*Apply what you read*
**1.** Using the comments, answer these:
(a) How many kids does the commenter who gets teary driving past the hospital have?
(b) At what age did the commenter who says "you would have fifteen like I do" start?
(c) What did one commenter have her husband take a picture of?
**2.** Can you copy the comments word for word from "Ah, jeepers. I" to "Beautiful, this."?

*Passage to read*
* * *

The dog...when do we get a dog post? I can't wait to hear how horrified you were to step in poo! LOL
This was beautiful. You are such an eloquent author. I only teared up a little bit. *snif snif*
This was beautiful. You are such an eloquent author. I only teared up a little bit. *snif snif*
I'm pretty sure it's just a part of being a mom...and I'm right there with you. We have 4 kids and I can get teary just driving past the hospital where they were born. While I'm celebrating (yay! no more diapers!), I'm also saddened by the passing time.
I remember that last chapter. It was sad! It was a beginning of a new stage in my child's life and mine.
you are such a talented writer. we are wonting to adopt again so I still ahve the wnat and pull, but its so out of my control.
I had my husband take a picture of me feeding my son for the last time. I come across the picture sometimes and I yearn to be back in that place just for a moment.
I am aching right along with you. And, I dare say, if you had started at 19 like I did, you would have fifteen like I do.
Ah, jeepers. I love you in the most non-stalkering way ever. You put into words so much of the way things are.
I love all of this...but what you said about memories vs. photos, I've thought the same thing. There are so many ways to remember.
Beautiful, this.
beautiful, darling! oh my how i can relate.
happy, happy birthday!
you know, i've been thinking about your post since i read it yesterday. i so 'get' the sadness. but, (not to play devil's advocate,) i always thought it would be lovely for you to have just one more. someone close to nate's age for him to hang with when the 'big kids' have all gone to school. (please don't grab through the screen and choke me :)..you're just such an awesome mom, and well..you're still young. i've taken care of many moms in their 40's (back when i was working post-partum/newborn nursery)...37 was a fairly typical age of many of our patients.

* * *

*Dataset*

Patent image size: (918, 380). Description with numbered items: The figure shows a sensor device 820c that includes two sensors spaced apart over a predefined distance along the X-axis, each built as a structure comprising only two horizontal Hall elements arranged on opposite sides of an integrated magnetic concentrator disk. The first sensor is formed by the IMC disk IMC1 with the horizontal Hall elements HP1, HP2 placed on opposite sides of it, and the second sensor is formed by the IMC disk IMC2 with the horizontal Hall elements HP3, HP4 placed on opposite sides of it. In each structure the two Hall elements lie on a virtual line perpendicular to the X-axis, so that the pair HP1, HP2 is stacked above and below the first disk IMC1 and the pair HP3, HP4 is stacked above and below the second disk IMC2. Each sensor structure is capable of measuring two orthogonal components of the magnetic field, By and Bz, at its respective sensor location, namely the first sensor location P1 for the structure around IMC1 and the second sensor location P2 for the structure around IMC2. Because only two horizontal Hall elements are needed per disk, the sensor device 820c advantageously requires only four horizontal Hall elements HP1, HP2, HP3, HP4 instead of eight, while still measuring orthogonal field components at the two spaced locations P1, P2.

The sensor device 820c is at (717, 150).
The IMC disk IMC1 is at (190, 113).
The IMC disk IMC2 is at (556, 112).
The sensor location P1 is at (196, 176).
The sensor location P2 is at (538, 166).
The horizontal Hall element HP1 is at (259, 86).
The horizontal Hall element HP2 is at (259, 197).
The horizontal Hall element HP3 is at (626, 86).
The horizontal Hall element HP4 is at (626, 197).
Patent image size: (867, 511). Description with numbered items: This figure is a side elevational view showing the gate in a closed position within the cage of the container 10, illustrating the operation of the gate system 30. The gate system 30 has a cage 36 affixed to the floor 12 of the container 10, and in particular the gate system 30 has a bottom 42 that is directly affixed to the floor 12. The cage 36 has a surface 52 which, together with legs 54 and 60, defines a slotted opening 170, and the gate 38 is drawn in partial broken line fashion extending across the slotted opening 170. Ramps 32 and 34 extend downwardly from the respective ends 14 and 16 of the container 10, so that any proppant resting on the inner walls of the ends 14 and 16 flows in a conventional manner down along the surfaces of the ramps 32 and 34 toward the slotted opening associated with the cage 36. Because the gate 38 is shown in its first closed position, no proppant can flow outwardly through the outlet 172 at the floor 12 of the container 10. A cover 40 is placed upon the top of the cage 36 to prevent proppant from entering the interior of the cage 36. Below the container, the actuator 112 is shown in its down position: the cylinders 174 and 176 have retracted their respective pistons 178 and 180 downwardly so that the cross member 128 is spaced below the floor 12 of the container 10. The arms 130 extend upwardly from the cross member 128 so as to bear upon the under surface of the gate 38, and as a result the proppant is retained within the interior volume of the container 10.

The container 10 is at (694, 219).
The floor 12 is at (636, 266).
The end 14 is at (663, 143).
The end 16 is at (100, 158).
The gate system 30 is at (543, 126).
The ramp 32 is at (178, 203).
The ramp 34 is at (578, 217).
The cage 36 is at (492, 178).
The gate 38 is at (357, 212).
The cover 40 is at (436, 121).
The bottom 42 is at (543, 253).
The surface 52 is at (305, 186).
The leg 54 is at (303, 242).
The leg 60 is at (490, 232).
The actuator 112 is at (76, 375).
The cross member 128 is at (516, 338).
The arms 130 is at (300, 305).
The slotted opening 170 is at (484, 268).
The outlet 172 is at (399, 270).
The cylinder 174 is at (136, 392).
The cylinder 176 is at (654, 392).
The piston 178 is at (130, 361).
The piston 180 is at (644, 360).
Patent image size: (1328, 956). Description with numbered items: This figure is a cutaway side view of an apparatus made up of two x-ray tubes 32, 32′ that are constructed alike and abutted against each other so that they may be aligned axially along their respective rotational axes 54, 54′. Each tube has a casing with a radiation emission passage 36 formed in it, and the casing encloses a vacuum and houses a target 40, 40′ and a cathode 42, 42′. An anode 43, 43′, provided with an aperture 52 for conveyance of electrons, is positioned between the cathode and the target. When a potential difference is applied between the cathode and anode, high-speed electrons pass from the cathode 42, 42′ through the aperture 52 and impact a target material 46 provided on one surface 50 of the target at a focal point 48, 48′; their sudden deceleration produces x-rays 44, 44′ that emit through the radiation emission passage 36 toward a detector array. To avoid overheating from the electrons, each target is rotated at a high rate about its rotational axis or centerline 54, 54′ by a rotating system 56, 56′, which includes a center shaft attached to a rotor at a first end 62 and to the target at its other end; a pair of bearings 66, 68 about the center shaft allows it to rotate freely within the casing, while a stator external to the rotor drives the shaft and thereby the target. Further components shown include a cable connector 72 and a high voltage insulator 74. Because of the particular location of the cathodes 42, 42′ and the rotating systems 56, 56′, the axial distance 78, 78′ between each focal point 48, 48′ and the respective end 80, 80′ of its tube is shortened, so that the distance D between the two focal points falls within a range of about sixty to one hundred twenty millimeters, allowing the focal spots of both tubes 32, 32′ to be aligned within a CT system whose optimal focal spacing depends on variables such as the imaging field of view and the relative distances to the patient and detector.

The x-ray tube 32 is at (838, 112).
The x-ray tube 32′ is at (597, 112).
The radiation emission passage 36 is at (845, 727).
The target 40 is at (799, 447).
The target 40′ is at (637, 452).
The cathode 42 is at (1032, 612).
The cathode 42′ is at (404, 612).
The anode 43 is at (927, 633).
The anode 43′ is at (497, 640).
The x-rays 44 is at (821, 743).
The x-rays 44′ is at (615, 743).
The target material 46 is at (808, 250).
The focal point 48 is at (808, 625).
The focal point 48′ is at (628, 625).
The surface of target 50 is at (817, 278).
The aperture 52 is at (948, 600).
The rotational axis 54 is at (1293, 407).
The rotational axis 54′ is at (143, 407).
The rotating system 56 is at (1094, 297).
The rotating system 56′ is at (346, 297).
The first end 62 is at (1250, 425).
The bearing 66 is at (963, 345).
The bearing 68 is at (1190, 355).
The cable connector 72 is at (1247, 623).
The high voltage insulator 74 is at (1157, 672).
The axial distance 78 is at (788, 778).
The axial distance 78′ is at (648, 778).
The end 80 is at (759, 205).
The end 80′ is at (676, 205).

* * *

*Answer section*
**1.**
(a) 4
(b) 19
(c) Her feeding her son for the last time

**2.**
Ah, jeepers. I love you in the most non-stalkering way ever. You put into words so much of the way things are.
I love all of this...but what you said about memories vs. photos, I've thought the same thing. There are so many ways to remember.
Beautiful, this.